- [TO DO]: Below is a listing; write it out exactly and drop any images from it.

[Data excerpts]
┄┄┄┄┄┄┄┄┄┄┄┄┄┄┄┄┄┄┄┄

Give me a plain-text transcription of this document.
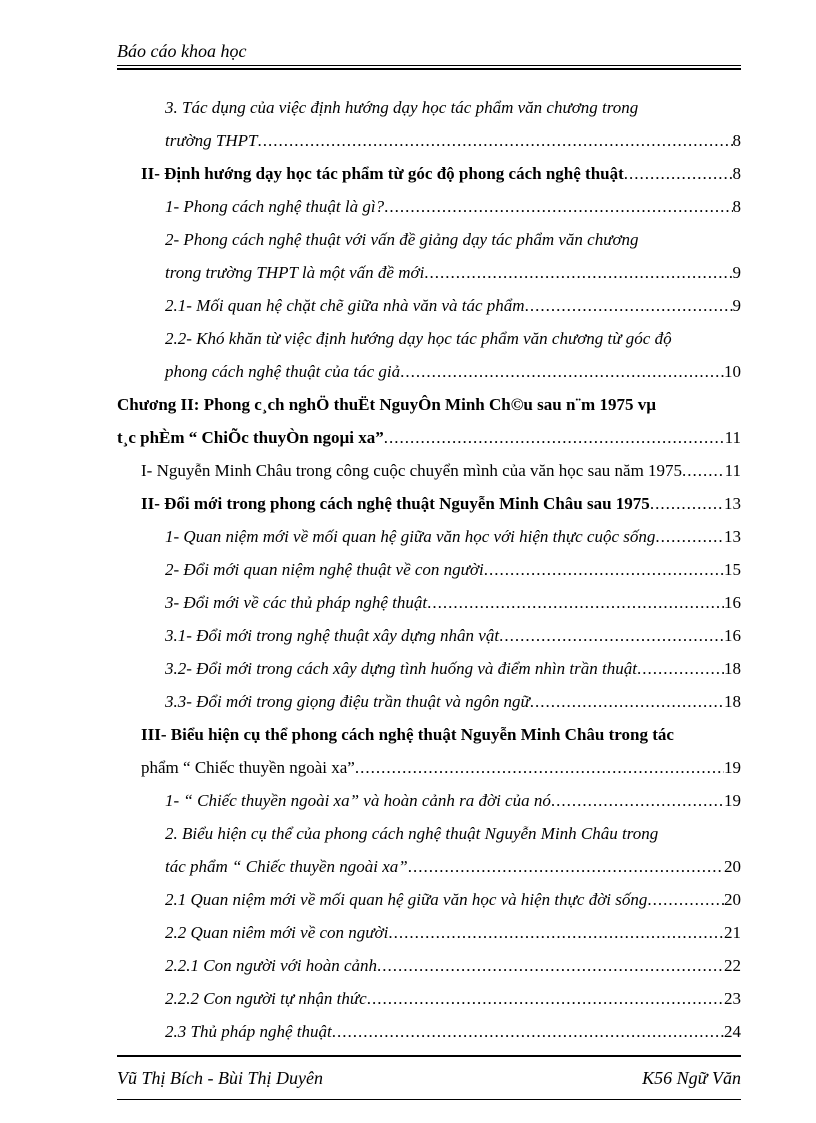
Báo cáo khoa học
3. Tác dụng của việc định hướng dạy học tác phẩm văn chương trong
trường THPT .....	8
II- Định hướng dạy học tác phẩm từ góc độ phong cách nghệ thuật .....	8
1- Phong cách nghệ thuật là gì? .....	8
2- Phong cách nghệ thuật với vấn đề giảng dạy tác phẩm văn chương
trong trường THPT là một vấn đề mới .....	9
2.1- Mối quan hệ chặt chẽ giữa nhà văn và tác phẩm .....	9
2.2- Khó khăn từ việc định hướng dạy học tác phẩm văn chương từ góc độ
phong cách nghệ thuật của tác giả .....	10
Chương II: Phong c¸ch nghÖ thuËt NguyÔn Minh Ch©u sau n¨m 1975 vµ
t¸c phÈm “ ChiÕc thuyÒn ngoµi xa” .....	11
I- Nguyễn Minh Châu trong công cuộc chuyển mình của văn học sau năm 1975 .....	11
II- Đổi mới trong phong cách nghệ thuật Nguyễn Minh Châu sau 1975 .....	13
1- Quan niệm mới về mối quan hệ giữa văn học với hiện thực cuộc sống .....	13
2- Đổi mới quan niệm nghệ thuật về con người .....	15
3- Đổi mới về các thủ pháp nghệ thuật .....	16
3.1- Đổi mới trong nghệ thuật xây dựng nhân vật .....	16
3.2- Đổi mới trong cách xây dựng tình huống và điểm nhìn trần thuật .....	18
3.3- Đổi mới trong giọng điệu trần thuật và ngôn ngữ .....	18
III- Biểu hiện cụ thể phong cách nghệ thuật Nguyễn Minh Châu trong tác
phẩm “ Chiếc thuyền ngoài xa” .....	19
1- “ Chiếc thuyền ngoài xa” và hoàn cảnh ra đời của nó .....	19
2. Biểu hiện cụ thể của phong cách nghệ thuật Nguyễn Minh Châu trong
tác phẩm “ Chiếc thuyền ngoài xa” .....	20
2.1 Quan niệm mới về mối quan hệ giữa văn học và hiện thực đời sống .....	20
2.2 Quan niêm mới về con người .....	21
2.2.1 Con người với hoàn cảnh .....	22
2.2.2 Con người tự nhận thức .....	23
2.3 Thủ pháp nghệ thuật .....	24
Vũ Thị Bích - Bùi Thị Duyên	K56 Ngữ Văn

┄┄┄┄┄┄┄┄┄┄┄┄┄┄┄┄┄┄┄┄

- [RESULT]:
Give me a plain-text transcription of this document.
Báo cáo khoa học
3. Tác dụng của việc định hướng dạy học tác phẩm văn chương trong
trường THPT .....	8
II- Định hướng dạy học tác phẩm từ góc độ phong cách nghệ thuật .....	8
1- Phong cách nghệ thuật là gì? .....	8
2- Phong cách nghệ thuật với vấn đề giảng dạy tác phẩm văn chương
trong trường THPT là một vấn đề mới .....	9
2.1- Mối quan hệ chặt chẽ giữa nhà văn và tác phẩm .....	9
2.2- Khó khăn từ việc định hướng dạy học tác phẩm văn chương từ góc độ
phong cách nghệ thuật của tác giả .....	10
Chương II: Phong c¸ch nghÖ thuËt NguyÔn Minh Ch©u sau n¨m 1975 vµ
t¸c phÈm “ ChiÕc thuyÒn ngoµi xa” .....	11
I- Nguyễn Minh Châu trong công cuộc chuyển mình của văn học sau năm 1975 .....	11
II- Đổi mới trong phong cách nghệ thuật Nguyễn Minh Châu sau 1975 .....	13
1- Quan niệm mới về mối quan hệ giữa văn học với hiện thực cuộc sống .....	13
2- Đổi mới quan niệm nghệ thuật về con người .....	15
3- Đổi mới về các thủ pháp nghệ thuật .....	16
3.1- Đổi mới trong nghệ thuật xây dựng nhân vật .....	16
3.2- Đổi mới trong cách xây dựng tình huống và điểm nhìn trần thuật .....	18
3.3- Đổi mới trong giọng điệu trần thuật và ngôn ngữ .....	18
III- Biểu hiện cụ thể phong cách nghệ thuật Nguyễn Minh Châu trong tác
phẩm “ Chiếc thuyền ngoài xa” .....	19
1- “ Chiếc thuyền ngoài xa” và hoàn cảnh ra đời của nó .....	19
2. Biểu hiện cụ thể của phong cách nghệ thuật Nguyễn Minh Châu trong
tác phẩm “ Chiếc thuyền ngoài xa” .....	20
2.1 Quan niệm mới về mối quan hệ giữa văn học và hiện thực đời sống .....	20
2.2 Quan niêm mới về con người .....	21
2.2.1 Con người với hoàn cảnh .....	22
2.2.2 Con người tự nhận thức .....	23
2.3 Thủ pháp nghệ thuật .....	24
Vũ Thị Bích - Bùi Thị Duyên	K56 Ngữ Văn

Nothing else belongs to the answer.